- [TASK] Every entry here needs to be repeated exactly.

- [RECORDS TO USE]

────

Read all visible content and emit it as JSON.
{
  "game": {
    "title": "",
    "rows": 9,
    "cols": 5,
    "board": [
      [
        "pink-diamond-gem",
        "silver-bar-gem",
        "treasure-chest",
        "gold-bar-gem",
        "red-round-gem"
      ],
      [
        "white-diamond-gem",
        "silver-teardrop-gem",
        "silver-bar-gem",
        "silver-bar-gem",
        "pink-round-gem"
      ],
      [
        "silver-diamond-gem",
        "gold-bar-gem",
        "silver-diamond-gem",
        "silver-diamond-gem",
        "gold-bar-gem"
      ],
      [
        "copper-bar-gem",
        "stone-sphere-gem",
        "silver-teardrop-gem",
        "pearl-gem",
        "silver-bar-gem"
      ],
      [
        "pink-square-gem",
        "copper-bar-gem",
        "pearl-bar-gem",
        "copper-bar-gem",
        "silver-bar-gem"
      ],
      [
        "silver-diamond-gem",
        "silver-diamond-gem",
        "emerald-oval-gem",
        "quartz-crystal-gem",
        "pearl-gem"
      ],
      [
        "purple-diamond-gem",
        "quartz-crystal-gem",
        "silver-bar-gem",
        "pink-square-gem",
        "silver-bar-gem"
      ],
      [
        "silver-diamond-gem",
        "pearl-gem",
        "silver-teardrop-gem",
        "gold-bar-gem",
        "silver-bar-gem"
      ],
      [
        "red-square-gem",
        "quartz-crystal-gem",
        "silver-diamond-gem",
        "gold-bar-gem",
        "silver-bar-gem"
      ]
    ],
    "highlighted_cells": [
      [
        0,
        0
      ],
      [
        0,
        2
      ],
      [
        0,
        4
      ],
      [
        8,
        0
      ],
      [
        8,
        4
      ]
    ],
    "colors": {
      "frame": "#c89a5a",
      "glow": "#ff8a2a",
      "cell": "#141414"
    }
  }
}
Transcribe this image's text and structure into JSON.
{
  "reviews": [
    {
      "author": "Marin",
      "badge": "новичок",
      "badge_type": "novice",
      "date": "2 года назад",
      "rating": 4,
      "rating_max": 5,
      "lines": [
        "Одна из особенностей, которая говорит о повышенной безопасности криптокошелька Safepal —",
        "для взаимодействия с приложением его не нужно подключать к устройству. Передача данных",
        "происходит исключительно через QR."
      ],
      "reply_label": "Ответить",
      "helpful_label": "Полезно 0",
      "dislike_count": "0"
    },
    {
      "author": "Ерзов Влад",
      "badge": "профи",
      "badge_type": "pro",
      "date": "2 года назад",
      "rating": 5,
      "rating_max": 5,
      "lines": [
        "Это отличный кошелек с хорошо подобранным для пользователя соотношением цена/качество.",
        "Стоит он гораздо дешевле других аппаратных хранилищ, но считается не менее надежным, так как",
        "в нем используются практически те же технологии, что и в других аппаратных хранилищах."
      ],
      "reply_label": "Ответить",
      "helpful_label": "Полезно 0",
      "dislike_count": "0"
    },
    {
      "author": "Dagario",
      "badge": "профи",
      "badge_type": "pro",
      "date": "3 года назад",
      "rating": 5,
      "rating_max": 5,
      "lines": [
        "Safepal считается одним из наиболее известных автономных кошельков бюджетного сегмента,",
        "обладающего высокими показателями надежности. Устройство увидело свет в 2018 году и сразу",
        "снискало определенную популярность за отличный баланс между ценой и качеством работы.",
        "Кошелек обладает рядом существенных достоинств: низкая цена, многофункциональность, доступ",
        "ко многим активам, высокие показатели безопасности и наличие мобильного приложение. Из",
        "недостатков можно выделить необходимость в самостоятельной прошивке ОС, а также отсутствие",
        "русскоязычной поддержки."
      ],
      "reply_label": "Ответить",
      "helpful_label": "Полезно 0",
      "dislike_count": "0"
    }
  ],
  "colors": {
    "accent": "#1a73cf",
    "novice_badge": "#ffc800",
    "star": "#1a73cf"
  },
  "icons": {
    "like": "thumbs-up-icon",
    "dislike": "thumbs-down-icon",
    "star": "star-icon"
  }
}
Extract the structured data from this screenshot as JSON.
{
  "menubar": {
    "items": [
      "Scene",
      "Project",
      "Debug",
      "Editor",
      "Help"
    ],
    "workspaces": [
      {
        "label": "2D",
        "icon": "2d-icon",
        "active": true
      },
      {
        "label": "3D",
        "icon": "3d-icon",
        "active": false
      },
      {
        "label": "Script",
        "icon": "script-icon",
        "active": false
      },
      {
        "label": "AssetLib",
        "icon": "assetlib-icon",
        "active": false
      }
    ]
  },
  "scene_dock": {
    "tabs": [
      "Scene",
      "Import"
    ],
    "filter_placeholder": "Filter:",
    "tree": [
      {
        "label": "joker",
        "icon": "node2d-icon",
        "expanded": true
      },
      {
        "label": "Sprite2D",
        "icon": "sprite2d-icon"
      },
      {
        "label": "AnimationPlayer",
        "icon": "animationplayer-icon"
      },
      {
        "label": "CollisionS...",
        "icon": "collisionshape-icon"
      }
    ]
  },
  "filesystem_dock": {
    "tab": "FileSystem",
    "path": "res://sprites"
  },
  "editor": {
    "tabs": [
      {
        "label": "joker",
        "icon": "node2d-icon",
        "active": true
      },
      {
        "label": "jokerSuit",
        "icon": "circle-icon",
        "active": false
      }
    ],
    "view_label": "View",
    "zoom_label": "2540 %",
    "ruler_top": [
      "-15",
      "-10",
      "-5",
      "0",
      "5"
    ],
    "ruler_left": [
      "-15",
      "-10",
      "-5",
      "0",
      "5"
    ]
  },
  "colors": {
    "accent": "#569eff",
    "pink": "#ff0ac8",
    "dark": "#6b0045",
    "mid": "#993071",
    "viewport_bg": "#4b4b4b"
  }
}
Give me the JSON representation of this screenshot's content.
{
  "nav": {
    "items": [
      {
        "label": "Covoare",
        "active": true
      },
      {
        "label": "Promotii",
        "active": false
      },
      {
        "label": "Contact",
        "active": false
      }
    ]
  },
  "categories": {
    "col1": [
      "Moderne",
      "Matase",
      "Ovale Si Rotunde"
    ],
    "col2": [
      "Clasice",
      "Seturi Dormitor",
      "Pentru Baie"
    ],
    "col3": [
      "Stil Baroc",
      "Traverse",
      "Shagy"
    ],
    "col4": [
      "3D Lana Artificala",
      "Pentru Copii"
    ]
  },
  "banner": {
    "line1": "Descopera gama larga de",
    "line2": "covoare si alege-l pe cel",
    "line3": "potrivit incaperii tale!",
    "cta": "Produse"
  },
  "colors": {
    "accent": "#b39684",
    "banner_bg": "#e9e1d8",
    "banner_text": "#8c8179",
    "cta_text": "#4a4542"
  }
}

────

- [COMPLETED EXERCISE]
Read all visible content and emit it as JSON.
{
  "game": {
    "title": "",
    "rows": 9,
    "cols": 5,
    "board": [
      [
        "pink-diamond-gem",
        "silver-bar-gem",
        "treasure-chest",
        "gold-bar-gem",
        "red-round-gem"
      ],
      [
        "white-diamond-gem",
        "silver-teardrop-gem",
        "silver-bar-gem",
        "silver-bar-gem",
        "pink-round-gem"
      ],
      [
        "silver-diamond-gem",
        "gold-bar-gem",
        "silver-diamond-gem",
        "silver-diamond-gem",
        "gold-bar-gem"
      ],
      [
        "copper-bar-gem",
        "stone-sphere-gem",
        "silver-teardrop-gem",
        "pearl-gem",
        "silver-bar-gem"
      ],
      [
        "pink-square-gem",
        "copper-bar-gem",
        "pearl-bar-gem",
        "copper-bar-gem",
        "silver-bar-gem"
      ],
      [
        "silver-diamond-gem",
        "silver-diamond-gem",
        "emerald-oval-gem",
        "quartz-crystal-gem",
        "pearl-gem"
      ],
      [
        "purple-diamond-gem",
        "quartz-crystal-gem",
        "silver-bar-gem",
        "pink-square-gem",
        "silver-bar-gem"
      ],
      [
        "silver-diamond-gem",
        "pearl-gem",
        "silver-teardrop-gem",
        "gold-bar-gem",
        "silver-bar-gem"
      ],
      [
        "red-square-gem",
        "quartz-crystal-gem",
        "silver-diamond-gem",
        "gold-bar-gem",
        "silver-bar-gem"
      ]
    ],
    "highlighted_cells": [
      [
        0,
        0
      ],
      [
        0,
        2
      ],
      [
        0,
        4
      ],
      [
        8,
        0
      ],
      [
        8,
        4
      ]
    ],
    "colors": {
      "frame": "#c89a5a",
      "glow": "#ff8a2a",
      "cell": "#141414"
    }
  }
}
Transcribe this image's text and structure into JSON.
{
  "reviews": [
    {
      "author": "Marin",
      "badge": "новичок",
      "badge_type": "novice",
      "date": "2 года назад",
      "rating": 4,
      "rating_max": 5,
      "lines": [
        "Одна из особенностей, которая говорит о повышенной безопасности криптокошелька Safepal —",
        "для взаимодействия с приложением его не нужно подключать к устройству. Передача данных",
        "происходит исключительно через QR."
      ],
      "reply_label": "Ответить",
      "helpful_label": "Полезно 0",
      "dislike_count": "0"
    },
    {
      "author": "Ерзов Влад",
      "badge": "профи",
      "badge_type": "pro",
      "date": "2 года назад",
      "rating": 5,
      "rating_max": 5,
      "lines": [
        "Это отличный кошелек с хорошо подобранным для пользователя соотношением цена/качество.",
        "Стоит он гораздо дешевле других аппаратных хранилищ, но считается не менее надежным, так как",
        "в нем используются практически те же технологии, что и в других аппаратных хранилищах."
      ],
      "reply_label": "Ответить",
      "helpful_label": "Полезно 0",
      "dislike_count": "0"
    },
    {
      "author": "Dagario",
      "badge": "профи",
      "badge_type": "pro",
      "date": "3 года назад",
      "rating": 5,
      "rating_max": 5,
      "lines": [
        "Safepal считается одним из наиболее известных автономных кошельков бюджетного сегмента,",
        "обладающего высокими показателями надежности. Устройство увидело свет в 2018 году и сразу",
        "снискало определенную популярность за отличный баланс между ценой и качеством работы.",
        "Кошелек обладает рядом существенных достоинств: низкая цена, многофункциональность, доступ",
        "ко многим активам, высокие показатели безопасности и наличие мобильного приложение. Из",
        "недостатков можно выделить необходимость в самостоятельной прошивке ОС, а также отсутствие",
        "русскоязычной поддержки."
      ],
      "reply_label": "Ответить",
      "helpful_label": "Полезно 0",
      "dislike_count": "0"
    }
  ],
  "colors": {
    "accent": "#1a73cf",
    "novice_badge": "#ffc800",
    "star": "#1a73cf"
  },
  "icons": {
    "like": "thumbs-up-icon",
    "dislike": "thumbs-down-icon",
    "star": "star-icon"
  }
}
Extract the structured data from this screenshot as JSON.
{
  "menubar": {
    "items": [
      "Scene",
      "Project",
      "Debug",
      "Editor",
      "Help"
    ],
    "workspaces": [
      {
        "label": "2D",
        "icon": "2d-icon",
        "active": true
      },
      {
        "label": "3D",
        "icon": "3d-icon",
        "active": false
      },
      {
        "label": "Script",
        "icon": "script-icon",
        "active": false
      },
      {
        "label": "AssetLib",
        "icon": "assetlib-icon",
        "active": false
      }
    ]
  },
  "scene_dock": {
    "tabs": [
      "Scene",
      "Import"
    ],
    "filter_placeholder": "Filter:",
    "tree": [
      {
        "label": "joker",
        "icon": "node2d-icon",
        "expanded": true
      },
      {
        "label": "Sprite2D",
        "icon": "sprite2d-icon"
      },
      {
        "label": "AnimationPlayer",
        "icon": "animationplayer-icon"
      },
      {
        "label": "CollisionS...",
        "icon": "collisionshape-icon"
      }
    ]
  },
  "filesystem_dock": {
    "tab": "FileSystem",
    "path": "res://sprites"
  },
  "editor": {
    "tabs": [
      {
        "label": "joker",
        "icon": "node2d-icon",
        "active": true
      },
      {
        "label": "jokerSuit",
        "icon": "circle-icon",
        "active": false
      }
    ],
    "view_label": "View",
    "zoom_label": "2540 %",
    "ruler_top": [
      "-15",
      "-10",
      "-5",
      "0",
      "5"
    ],
    "ruler_left": [
      "-15",
      "-10",
      "-5",
      "0",
      "5"
    ]
  },
  "colors": {
    "accent": "#569eff",
    "pink": "#ff0ac8",
    "dark": "#6b0045",
    "mid": "#993071",
    "viewport_bg": "#4b4b4b"
  }
}
Give me the JSON representation of this screenshot's content.
{
  "nav": {
    "items": [
      {
        "label": "Covoare",
        "active": true
      },
      {
        "label": "Promotii",
        "active": false
      },
      {
        "label": "Contact",
        "active": false
      }
    ]
  },
  "categories": {
    "col1": [
      "Moderne",
      "Matase",
      "Ovale Si Rotunde"
    ],
    "col2": [
      "Clasice",
      "Seturi Dormitor",
      "Pentru Baie"
    ],
    "col3": [
      "Stil Baroc",
      "Traverse",
      "Shagy"
    ],
    "col4": [
      "3D Lana Artificala",
      "Pentru Copii"
    ]
  },
  "banner": {
    "line1": "Descopera gama larga de",
    "line2": "covoare si alege-l pe cel",
    "line3": "potrivit incaperii tale!",
    "cta": "Produse"
  },
  "colors": {
    "accent": "#b39684",
    "banner_bg": "#e9e1d8",
    "banner_text": "#8c8179",
    "cta_text": "#4a4542"
  }
}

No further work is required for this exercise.